__What to work on__
Write the entries below out again exactly; any picture in them stays out.

Dataset entries
* BEGIN *

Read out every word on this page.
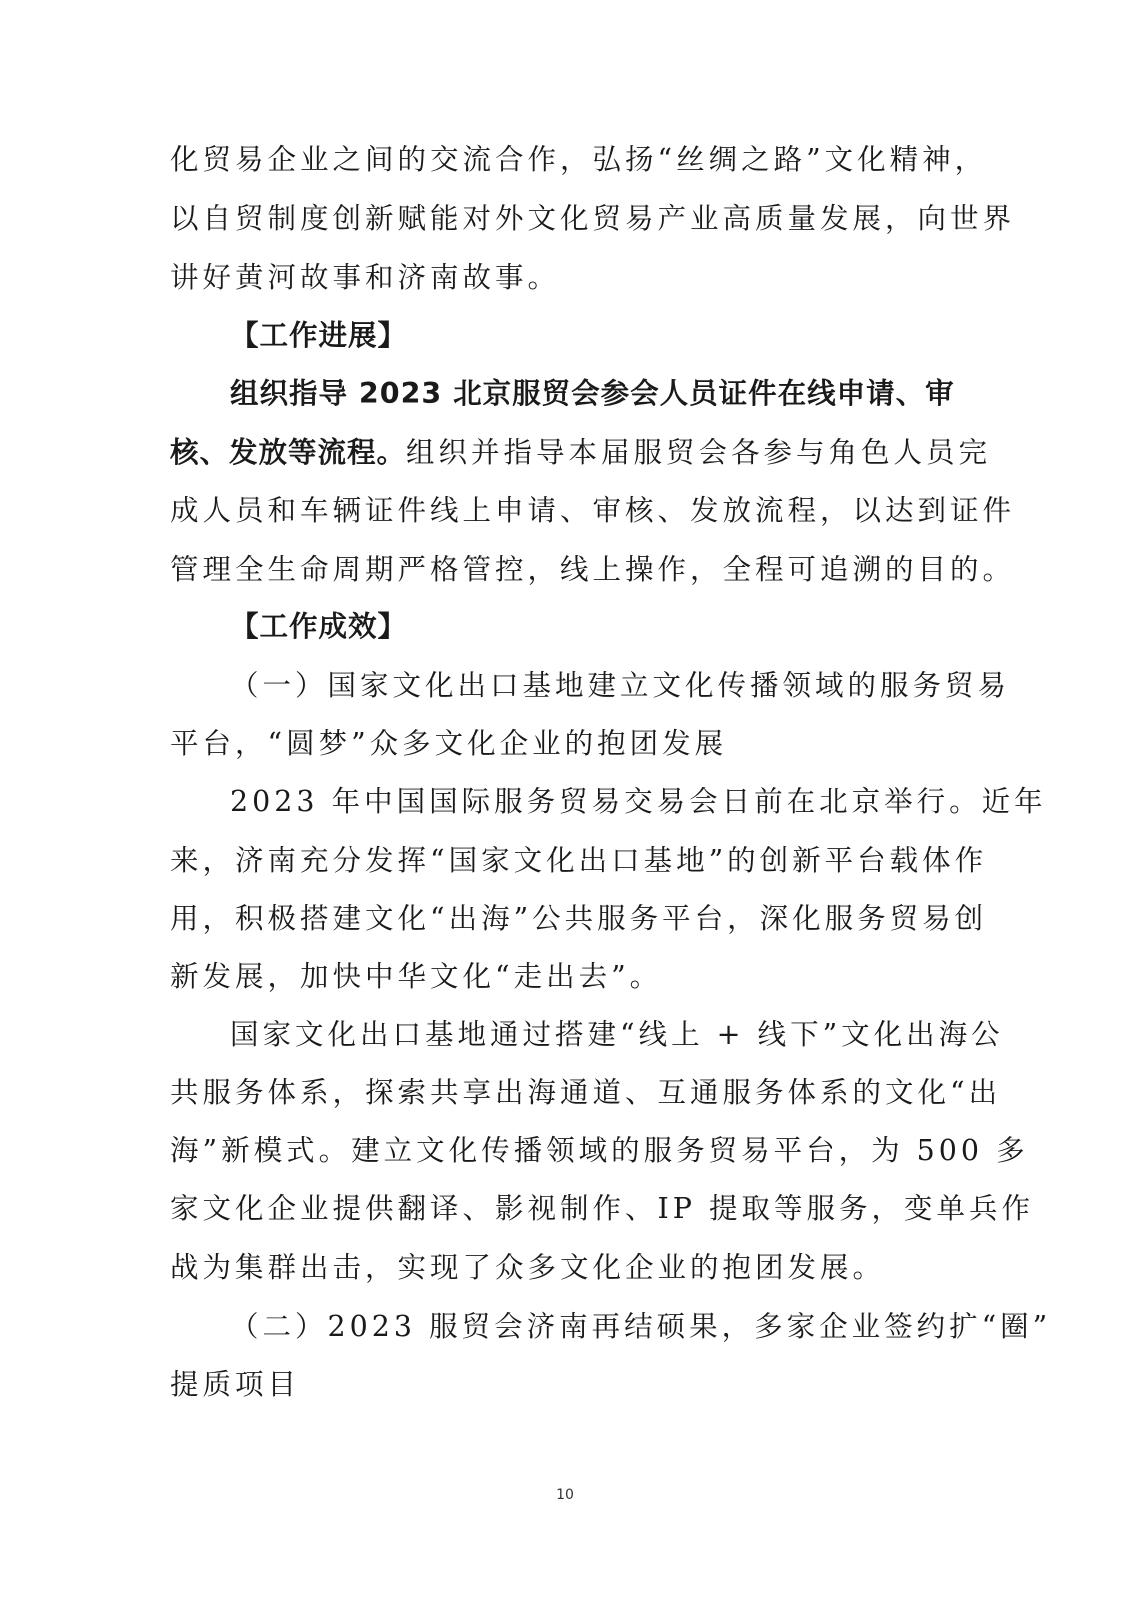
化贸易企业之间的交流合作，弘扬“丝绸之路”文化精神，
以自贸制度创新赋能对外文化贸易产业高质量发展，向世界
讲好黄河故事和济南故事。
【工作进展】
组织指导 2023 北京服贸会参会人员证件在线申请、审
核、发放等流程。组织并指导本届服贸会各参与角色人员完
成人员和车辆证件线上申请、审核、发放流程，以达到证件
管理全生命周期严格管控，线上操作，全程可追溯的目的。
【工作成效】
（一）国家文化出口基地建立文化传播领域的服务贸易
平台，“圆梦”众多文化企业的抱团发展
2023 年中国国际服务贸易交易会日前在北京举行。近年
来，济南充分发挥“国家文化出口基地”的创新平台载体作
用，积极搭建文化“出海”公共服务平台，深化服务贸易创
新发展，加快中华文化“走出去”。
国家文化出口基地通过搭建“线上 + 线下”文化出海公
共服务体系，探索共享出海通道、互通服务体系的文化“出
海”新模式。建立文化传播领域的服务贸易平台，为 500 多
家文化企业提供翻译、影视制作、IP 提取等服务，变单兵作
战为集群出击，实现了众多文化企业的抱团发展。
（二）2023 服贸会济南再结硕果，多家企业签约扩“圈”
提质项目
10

* END *

__Finished exercise__
Read out every word on this page.
化贸易企业之间的交流合作，弘扬“丝绸之路”文化精神，
以自贸制度创新赋能对外文化贸易产业高质量发展，向世界
讲好黄河故事和济南故事。
【工作进展】
组织指导 2023 北京服贸会参会人员证件在线申请、审
核、发放等流程。组织并指导本届服贸会各参与角色人员完
成人员和车辆证件线上申请、审核、发放流程，以达到证件
管理全生命周期严格管控，线上操作，全程可追溯的目的。
【工作成效】
（一）国家文化出口基地建立文化传播领域的服务贸易
平台，“圆梦”众多文化企业的抱团发展
2023 年中国国际服务贸易交易会日前在北京举行。近年
来，济南充分发挥“国家文化出口基地”的创新平台载体作
用，积极搭建文化“出海”公共服务平台，深化服务贸易创
新发展，加快中华文化“走出去”。
国家文化出口基地通过搭建“线上 + 线下”文化出海公
共服务体系，探索共享出海通道、互通服务体系的文化“出
海”新模式。建立文化传播领域的服务贸易平台，为 500 多
家文化企业提供翻译、影视制作、IP 提取等服务，变单兵作
战为集群出击，实现了众多文化企业的抱团发展。
（二）2023 服贸会济南再结硕果，多家企业签约扩“圈”
提质项目
10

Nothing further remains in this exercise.